What is needed is an exact copy of the records below, minus any pictures.
(Beginning of STUDY MATERIAL)
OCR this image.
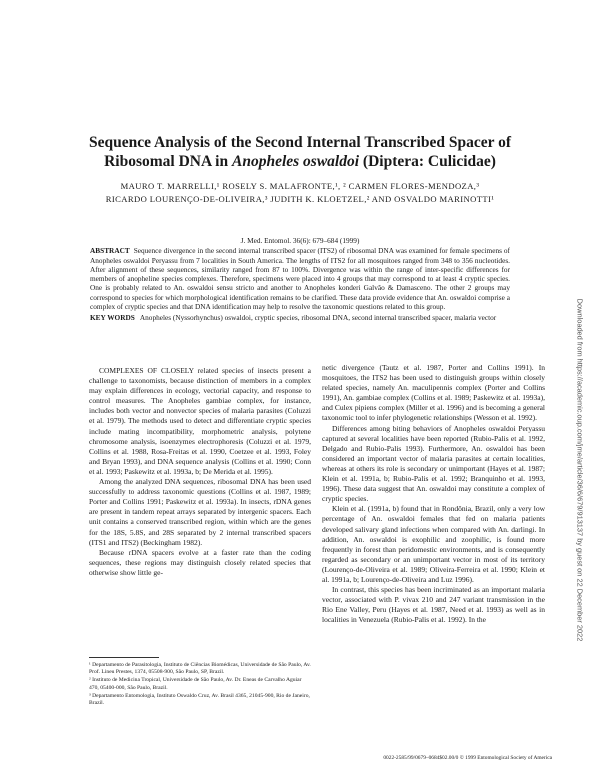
Sequence Analysis of the Second Internal Transcribed Spacer of
Ribosomal DNA in Anopheles oswaldoi (Diptera: Culicidae)
MAURO T. MARRELLI,¹ ROSELY S. MALAFRONTE,¹, ² CARMEN FLORES-MENDOZA,³
RICARDO LOURENÇO-DE-OLIVEIRA,³ JUDITH K. KLOETZEL,² AND OSVALDO MARINOTTI¹
J. Med. Entomol. 36(6): 679–684 (1999)
ABSTRACT Sequence divergence in the second internal transcribed spacer (ITS2) of ribosomal DNA was examined for female specimens of Anopheles oswaldoi Peryassu from 7 localities in South America. The lengths of ITS2 for all mosquitoes ranged from 348 to 356 nucleotides. After alignment of these sequences, similarity ranged from 87 to 100%. Divergence was within the range of inter-specific differences for members of anopheline species complexes. Therefore, specimens were placed into 4 groups that may correspond to at least 4 cryptic species. One is probably related to An. oswaldoi sensu stricto and another to Anopheles konderi Galvão & Damasceno. The other 2 groups may correspond to species for which morphological identification remains to be clarified. These data provide evidence that An. oswaldoi comprise a complex of cryptic species and that DNA identification may help to resolve the taxonomic questions related to this group.
KEY WORDS Anopheles (Nyssorhynchus) oswaldoi, cryptic species, ribosomal DNA, second internal transcribed spacer, malaria vector

COMPLEXES OF CLOSELY related species of insects present a challenge to taxonomists, because distinction of members in a complex may explain differences in ecology, vectorial capacity, and response to control measures. The Anopheles gambiae complex, for instance, includes both vector and nonvector species of malaria parasites (Coluzzi et al. 1979). The methods used to detect and differentiate cryptic species include mating incompatibility, morphometric analysis, polytene chromosome analysis, isoenzymes electrophoresis (Coluzzi et al. 1979, Collins et al. 1988, Rosa-Freitas et al. 1990, Coetzee et al. 1993, Foley and Bryan 1993), and DNA sequence analysis (Collins et al. 1990; Conn et al. 1993; Paskewitz et al. 1993a, b; De Merida et al. 1995).

Among the analyzed DNA sequences, ribosomal DNA has been used successfully to address taxonomic questions (Collins et al. 1987, 1989; Porter and Collins 1991; Paskewitz et al. 1993a). In insects, rDNA genes are present in tandem repeat arrays separated by intergenic spacers. Each unit contains a conserved transcribed region, within which are the genes for the 18S, 5.8S, and 28S separated by 2 internal transcribed spacers (ITS1 and ITS2) (Beckingham 1982).

Because rDNA spacers evolve at a faster rate than the coding sequences, these regions may distinguish closely related species that otherwise show little ge-

¹ Departamento de Parasitologia, Instituto de Ciências Biomédicas, Universidade de São Paulo, Av. Prof. Lineu Prestes, 1374, 05508-900, São Paulo, SP, Brazil.

² Instituto de Medicina Tropical, Universidade de São Paulo, Av. Dr. Eneas de Carvalho Aguiar 470, 05400-000, São Paulo, Brazil.

³ Departamento Entomologia, Instituto Oswaldo Cruz, Av. Brasil 4365, 21045-900, Rio de Janeiro, Brazil.

netic divergence (Tautz et al. 1987, Porter and Collins 1991). In mosquitoes, the ITS2 has been used to distinguish groups within closely related species, namely An. maculipennis complex (Porter and Collins 1991), An. gambiae complex (Collins et al. 1989; Paskewitz et al. 1993a), and Culex pipiens complex (Miller et al. 1996) and is becoming a general taxonomic tool to infer phylogenetic relationships (Wesson et al. 1992).

Differences among biting behaviors of Anopheles oswaldoi Peryassu captured at several localities have been reported (Rubio-Palis et al. 1992, Delgado and Rubio-Palis 1993). Furthermore, An. oswaldoi has been considered an important vector of malaria parasites at certain localities, whereas at others its role is secondary or unimportant (Hayes et al. 1987; Klein et al. 1991a, b; Rubio-Palis et al. 1992; Branquinho et al. 1993, 1996). These data suggest that An. oswaldoi may constitute a complex of cryptic species.

Klein et al. (1991a, b) found that in Rondônia, Brazil, only a very low percentage of An. oswaldoi females that fed on malaria patients developed salivary gland infections when compared with An. darlingi. In addition, An. oswaldoi is exophilic and zoophilic, is found more frequently in forest than peridomestic environments, and is consequently regarded as secondary or an unimportant vector in most of its territory (Lourenço-de-Oliveira et al. 1989; Oliveira-Ferreira et al. 1990; Klein et al. 1991a, b; Lourenço-de-Oliveira and Luz 1996).

In contrast, this species has been incriminated as an important malaria vector, associated with P. vivax 210 and 247 variant transmission in the Rio Ene Valley, Peru (Hayes et al. 1987, Need et al. 1993) as well as in localities in Venezuela (Rubio-Palis et al. 1992). In the

0022-2585/99/0679–0684$02.00/0 © 1999 Entomological Society of America
Downloaded from https://academic.oup.com/jme/article/36/6/679/913137 by guest on 22 December 2022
(End of STUDY MATERIAL)
→ WRITTEN SOLUTION
OCR this image.
Sequence Analysis of the Second Internal Transcribed Spacer of
Ribosomal DNA in Anopheles oswaldoi (Diptera: Culicidae)
MAURO T. MARRELLI,¹ ROSELY S. MALAFRONTE,¹, ² CARMEN FLORES-MENDOZA,³
RICARDO LOURENÇO-DE-OLIVEIRA,³ JUDITH K. KLOETZEL,² AND OSVALDO MARINOTTI¹
J. Med. Entomol. 36(6): 679–684 (1999)
ABSTRACT Sequence divergence in the second internal transcribed spacer (ITS2) of ribosomal DNA was examined for female specimens of Anopheles oswaldoi Peryassu from 7 localities in South America. The lengths of ITS2 for all mosquitoes ranged from 348 to 356 nucleotides. After alignment of these sequences, similarity ranged from 87 to 100%. Divergence was within the range of inter-specific differences for members of anopheline species complexes. Therefore, specimens were placed into 4 groups that may correspond to at least 4 cryptic species. One is probably related to An. oswaldoi sensu stricto and another to Anopheles konderi Galvão & Damasceno. The other 2 groups may correspond to species for which morphological identification remains to be clarified. These data provide evidence that An. oswaldoi comprise a complex of cryptic species and that DNA identification may help to resolve the taxonomic questions related to this group.
KEY WORDS Anopheles (Nyssorhynchus) oswaldoi, cryptic species, ribosomal DNA, second internal transcribed spacer, malaria vector

COMPLEXES OF CLOSELY related species of insects present a challenge to taxonomists, because distinction of members in a complex may explain differences in ecology, vectorial capacity, and response to control measures. The Anopheles gambiae complex, for instance, includes both vector and nonvector species of malaria parasites (Coluzzi et al. 1979). The methods used to detect and differentiate cryptic species include mating incompatibility, morphometric analysis, polytene chromosome analysis, isoenzymes electrophoresis (Coluzzi et al. 1979, Collins et al. 1988, Rosa-Freitas et al. 1990, Coetzee et al. 1993, Foley and Bryan 1993), and DNA sequence analysis (Collins et al. 1990; Conn et al. 1993; Paskewitz et al. 1993a, b; De Merida et al. 1995).

Among the analyzed DNA sequences, ribosomal DNA has been used successfully to address taxonomic questions (Collins et al. 1987, 1989; Porter and Collins 1991; Paskewitz et al. 1993a). In insects, rDNA genes are present in tandem repeat arrays separated by intergenic spacers. Each unit contains a conserved transcribed region, within which are the genes for the 18S, 5.8S, and 28S separated by 2 internal transcribed spacers (ITS1 and ITS2) (Beckingham 1982).

Because rDNA spacers evolve at a faster rate than the coding sequences, these regions may distinguish closely related species that otherwise show little ge-

¹ Departamento de Parasitologia, Instituto de Ciências Biomédicas, Universidade de São Paulo, Av. Prof. Lineu Prestes, 1374, 05508-900, São Paulo, SP, Brazil.

² Instituto de Medicina Tropical, Universidade de São Paulo, Av. Dr. Eneas de Carvalho Aguiar 470, 05400-000, São Paulo, Brazil.

³ Departamento Entomologia, Instituto Oswaldo Cruz, Av. Brasil 4365, 21045-900, Rio de Janeiro, Brazil.

netic divergence (Tautz et al. 1987, Porter and Collins 1991). In mosquitoes, the ITS2 has been used to distinguish groups within closely related species, namely An. maculipennis complex (Porter and Collins 1991), An. gambiae complex (Collins et al. 1989; Paskewitz et al. 1993a), and Culex pipiens complex (Miller et al. 1996) and is becoming a general taxonomic tool to infer phylogenetic relationships (Wesson et al. 1992).

Differences among biting behaviors of Anopheles oswaldoi Peryassu captured at several localities have been reported (Rubio-Palis et al. 1992, Delgado and Rubio-Palis 1993). Furthermore, An. oswaldoi has been considered an important vector of malaria parasites at certain localities, whereas at others its role is secondary or unimportant (Hayes et al. 1987; Klein et al. 1991a, b; Rubio-Palis et al. 1992; Branquinho et al. 1993, 1996). These data suggest that An. oswaldoi may constitute a complex of cryptic species.

Klein et al. (1991a, b) found that in Rondônia, Brazil, only a very low percentage of An. oswaldoi females that fed on malaria patients developed salivary gland infections when compared with An. darlingi. In addition, An. oswaldoi is exophilic and zoophilic, is found more frequently in forest than peridomestic environments, and is consequently regarded as secondary or an unimportant vector in most of its territory (Lourenço-de-Oliveira et al. 1989; Oliveira-Ferreira et al. 1990; Klein et al. 1991a, b; Lourenço-de-Oliveira and Luz 1996).

In contrast, this species has been incriminated as an important malaria vector, associated with P. vivax 210 and 247 variant transmission in the Rio Ene Valley, Peru (Hayes et al. 1987, Need et al. 1993) as well as in localities in Venezuela (Rubio-Palis et al. 1992). In the

0022-2585/99/0679–0684$02.00/0 © 1999 Entomological Society of America
Downloaded from https://academic.oup.com/jme/article/36/6/679/913137 by guest on 22 December 2022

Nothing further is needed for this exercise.